**Task statement:**
Quote, without change, all of the lines that follow.

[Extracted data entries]

□ □ □ □

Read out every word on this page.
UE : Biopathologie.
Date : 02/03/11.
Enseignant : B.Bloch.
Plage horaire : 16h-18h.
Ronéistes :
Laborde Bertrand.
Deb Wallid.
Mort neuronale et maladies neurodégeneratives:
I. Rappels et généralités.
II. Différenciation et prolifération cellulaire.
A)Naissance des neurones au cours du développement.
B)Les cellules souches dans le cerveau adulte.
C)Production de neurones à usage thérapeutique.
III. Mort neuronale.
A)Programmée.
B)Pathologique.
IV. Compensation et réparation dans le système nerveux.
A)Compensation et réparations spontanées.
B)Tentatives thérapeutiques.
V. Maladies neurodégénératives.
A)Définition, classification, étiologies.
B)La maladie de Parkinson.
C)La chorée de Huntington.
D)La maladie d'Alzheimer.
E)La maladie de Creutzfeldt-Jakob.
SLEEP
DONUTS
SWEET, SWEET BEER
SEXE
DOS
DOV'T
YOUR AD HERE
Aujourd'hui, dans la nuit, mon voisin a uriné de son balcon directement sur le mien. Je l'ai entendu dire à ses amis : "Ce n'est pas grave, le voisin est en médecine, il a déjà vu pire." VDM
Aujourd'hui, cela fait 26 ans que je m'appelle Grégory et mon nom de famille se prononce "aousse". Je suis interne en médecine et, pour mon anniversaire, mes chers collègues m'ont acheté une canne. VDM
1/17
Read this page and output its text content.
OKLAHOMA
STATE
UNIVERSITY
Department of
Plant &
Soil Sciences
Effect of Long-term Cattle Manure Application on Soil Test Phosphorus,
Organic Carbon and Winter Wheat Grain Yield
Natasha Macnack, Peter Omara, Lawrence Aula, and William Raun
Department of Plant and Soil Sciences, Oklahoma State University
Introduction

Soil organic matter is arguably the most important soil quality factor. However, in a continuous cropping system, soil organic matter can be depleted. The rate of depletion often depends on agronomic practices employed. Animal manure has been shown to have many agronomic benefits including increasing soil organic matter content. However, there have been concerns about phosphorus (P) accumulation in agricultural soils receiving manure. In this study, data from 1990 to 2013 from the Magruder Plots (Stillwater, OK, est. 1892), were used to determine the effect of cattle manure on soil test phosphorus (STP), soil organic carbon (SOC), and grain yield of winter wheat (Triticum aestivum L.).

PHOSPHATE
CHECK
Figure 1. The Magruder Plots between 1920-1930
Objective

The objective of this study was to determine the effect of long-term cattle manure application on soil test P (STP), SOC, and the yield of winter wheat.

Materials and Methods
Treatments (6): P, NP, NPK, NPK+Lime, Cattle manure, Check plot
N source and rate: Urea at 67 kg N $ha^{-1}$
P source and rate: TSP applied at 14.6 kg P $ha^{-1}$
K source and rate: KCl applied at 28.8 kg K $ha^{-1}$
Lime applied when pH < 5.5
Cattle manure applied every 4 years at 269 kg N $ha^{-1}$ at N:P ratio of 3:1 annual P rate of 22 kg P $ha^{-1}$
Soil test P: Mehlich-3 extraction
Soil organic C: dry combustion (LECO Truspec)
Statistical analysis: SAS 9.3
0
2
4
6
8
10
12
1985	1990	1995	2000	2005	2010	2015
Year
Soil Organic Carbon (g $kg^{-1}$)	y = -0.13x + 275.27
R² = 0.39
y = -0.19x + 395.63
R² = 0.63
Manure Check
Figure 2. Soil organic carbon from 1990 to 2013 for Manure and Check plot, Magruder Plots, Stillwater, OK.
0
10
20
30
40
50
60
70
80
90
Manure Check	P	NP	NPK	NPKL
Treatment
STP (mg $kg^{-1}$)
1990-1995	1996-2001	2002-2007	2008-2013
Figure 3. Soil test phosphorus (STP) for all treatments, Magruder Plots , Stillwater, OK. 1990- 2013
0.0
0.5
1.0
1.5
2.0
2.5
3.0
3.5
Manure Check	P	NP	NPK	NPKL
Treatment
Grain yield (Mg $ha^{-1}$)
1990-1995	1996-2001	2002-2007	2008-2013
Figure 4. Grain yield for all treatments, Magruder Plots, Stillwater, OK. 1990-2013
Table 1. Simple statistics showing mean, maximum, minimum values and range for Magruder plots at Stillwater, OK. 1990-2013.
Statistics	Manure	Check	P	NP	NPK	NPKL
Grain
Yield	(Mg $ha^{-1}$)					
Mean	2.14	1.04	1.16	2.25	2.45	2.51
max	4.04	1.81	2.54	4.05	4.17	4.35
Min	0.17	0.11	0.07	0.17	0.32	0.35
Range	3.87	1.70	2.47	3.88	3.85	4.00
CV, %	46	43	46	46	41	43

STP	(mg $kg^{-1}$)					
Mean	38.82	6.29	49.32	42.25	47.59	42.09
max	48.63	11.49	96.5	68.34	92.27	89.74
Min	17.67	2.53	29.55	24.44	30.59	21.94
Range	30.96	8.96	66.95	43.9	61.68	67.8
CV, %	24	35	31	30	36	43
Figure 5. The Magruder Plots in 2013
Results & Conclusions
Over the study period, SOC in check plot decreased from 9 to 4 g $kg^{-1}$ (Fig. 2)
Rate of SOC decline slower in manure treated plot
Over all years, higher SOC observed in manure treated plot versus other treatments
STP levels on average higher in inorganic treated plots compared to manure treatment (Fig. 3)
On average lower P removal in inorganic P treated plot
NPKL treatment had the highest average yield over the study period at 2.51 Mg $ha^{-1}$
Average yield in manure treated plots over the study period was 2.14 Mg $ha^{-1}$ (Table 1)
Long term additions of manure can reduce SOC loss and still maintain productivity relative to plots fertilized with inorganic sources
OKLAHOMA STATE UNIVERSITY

□ □ □ □

**Solution:**
Read out every word on this page.
UE : Biopathologie.
Date : 02/03/11.
Enseignant : B.Bloch.
Plage horaire : 16h-18h.
Ronéistes :
Laborde Bertrand.
Deb Wallid.
Mort neuronale et maladies neurodégeneratives:
I. Rappels et généralités.
II. Différenciation et prolifération cellulaire.
A)Naissance des neurones au cours du développement.
B)Les cellules souches dans le cerveau adulte.
C)Production de neurones à usage thérapeutique.
III. Mort neuronale.
A)Programmée.
B)Pathologique.
IV. Compensation et réparation dans le système nerveux.
A)Compensation et réparations spontanées.
B)Tentatives thérapeutiques.
V. Maladies neurodégénératives.
A)Définition, classification, étiologies.
B)La maladie de Parkinson.
C)La chorée de Huntington.
D)La maladie d'Alzheimer.
E)La maladie de Creutzfeldt-Jakob.
SLEEP
DONUTS
SWEET, SWEET BEER
SEXE
DOS
DOV'T
YOUR AD HERE
Aujourd'hui, dans la nuit, mon voisin a uriné de son balcon directement sur le mien. Je l'ai entendu dire à ses amis : "Ce n'est pas grave, le voisin est en médecine, il a déjà vu pire." VDM
Aujourd'hui, cela fait 26 ans que je m'appelle Grégory et mon nom de famille se prononce "aousse". Je suis interne en médecine et, pour mon anniversaire, mes chers collègues m'ont acheté une canne. VDM
1/17
Read this page and output its text content.
OKLAHOMA
STATE
UNIVERSITY
Department of
Plant &
Soil Sciences
Effect of Long-term Cattle Manure Application on Soil Test Phosphorus,
Organic Carbon and Winter Wheat Grain Yield
Natasha Macnack, Peter Omara, Lawrence Aula, and William Raun
Department of Plant and Soil Sciences, Oklahoma State University
Introduction

Soil organic matter is arguably the most important soil quality factor. However, in a continuous cropping system, soil organic matter can be depleted. The rate of depletion often depends on agronomic practices employed. Animal manure has been shown to have many agronomic benefits including increasing soil organic matter content. However, there have been concerns about phosphorus (P) accumulation in agricultural soils receiving manure. In this study, data from 1990 to 2013 from the Magruder Plots (Stillwater, OK, est. 1892), were used to determine the effect of cattle manure on soil test phosphorus (STP), soil organic carbon (SOC), and grain yield of winter wheat (Triticum aestivum L.).

PHOSPHATE
CHECK
Figure 1. The Magruder Plots between 1920-1930
Objective

The objective of this study was to determine the effect of long-term cattle manure application on soil test P (STP), SOC, and the yield of winter wheat.

Materials and Methods
Treatments (6): P, NP, NPK, NPK+Lime, Cattle manure, Check plot
N source and rate: Urea at 67 kg N $ha^{-1}$
P source and rate: TSP applied at 14.6 kg P $ha^{-1}$
K source and rate: KCl applied at 28.8 kg K $ha^{-1}$
Lime applied when pH < 5.5
Cattle manure applied every 4 years at 269 kg N $ha^{-1}$ at N:P ratio of 3:1 annual P rate of 22 kg P $ha^{-1}$
Soil test P: Mehlich-3 extraction
Soil organic C: dry combustion (LECO Truspec)
Statistical analysis: SAS 9.3
0
2
4
6
8
10
12
1985	1990	1995	2000	2005	2010	2015
Year
Soil Organic Carbon (g $kg^{-1}$)	y = -0.13x + 275.27
R² = 0.39
y = -0.19x + 395.63
R² = 0.63
Manure Check
Figure 2. Soil organic carbon from 1990 to 2013 for Manure and Check plot, Magruder Plots, Stillwater, OK.
0
10
20
30
40
50
60
70
80
90
Manure Check	P	NP	NPK	NPKL
Treatment
STP (mg $kg^{-1}$)
1990-1995	1996-2001	2002-2007	2008-2013
Figure 3. Soil test phosphorus (STP) for all treatments, Magruder Plots , Stillwater, OK. 1990- 2013
0.0
0.5
1.0
1.5
2.0
2.5
3.0
3.5
Manure Check	P	NP	NPK	NPKL
Treatment
Grain yield (Mg $ha^{-1}$)
1990-1995	1996-2001	2002-2007	2008-2013
Figure 4. Grain yield for all treatments, Magruder Plots, Stillwater, OK. 1990-2013
Table 1. Simple statistics showing mean, maximum, minimum values and range for Magruder plots at Stillwater, OK. 1990-2013.
Statistics	Manure	Check	P	NP	NPK	NPKL
Grain
Yield	(Mg $ha^{-1}$)					
Mean	2.14	1.04	1.16	2.25	2.45	2.51
max	4.04	1.81	2.54	4.05	4.17	4.35
Min	0.17	0.11	0.07	0.17	0.32	0.35
Range	3.87	1.70	2.47	3.88	3.85	4.00
CV, %	46	43	46	46	41	43

STP	(mg $kg^{-1}$)					
Mean	38.82	6.29	49.32	42.25	47.59	42.09
max	48.63	11.49	96.5	68.34	92.27	89.74
Min	17.67	2.53	29.55	24.44	30.59	21.94
Range	30.96	8.96	66.95	43.9	61.68	67.8
CV, %	24	35	31	30	36	43
Figure 5. The Magruder Plots in 2013
Results & Conclusions
Over the study period, SOC in check plot decreased from 9 to 4 g $kg^{-1}$ (Fig. 2)
Rate of SOC decline slower in manure treated plot
Over all years, higher SOC observed in manure treated plot versus other treatments
STP levels on average higher in inorganic treated plots compared to manure treatment (Fig. 3)
On average lower P removal in inorganic P treated plot
NPKL treatment had the highest average yield over the study period at 2.51 Mg $ha^{-1}$
Average yield in manure treated plots over the study period was 2.14 Mg $ha^{-1}$ (Table 1)
Long term additions of manure can reduce SOC loss and still maintain productivity relative to plots fertilized with inorganic sources
OKLAHOMA STATE UNIVERSITY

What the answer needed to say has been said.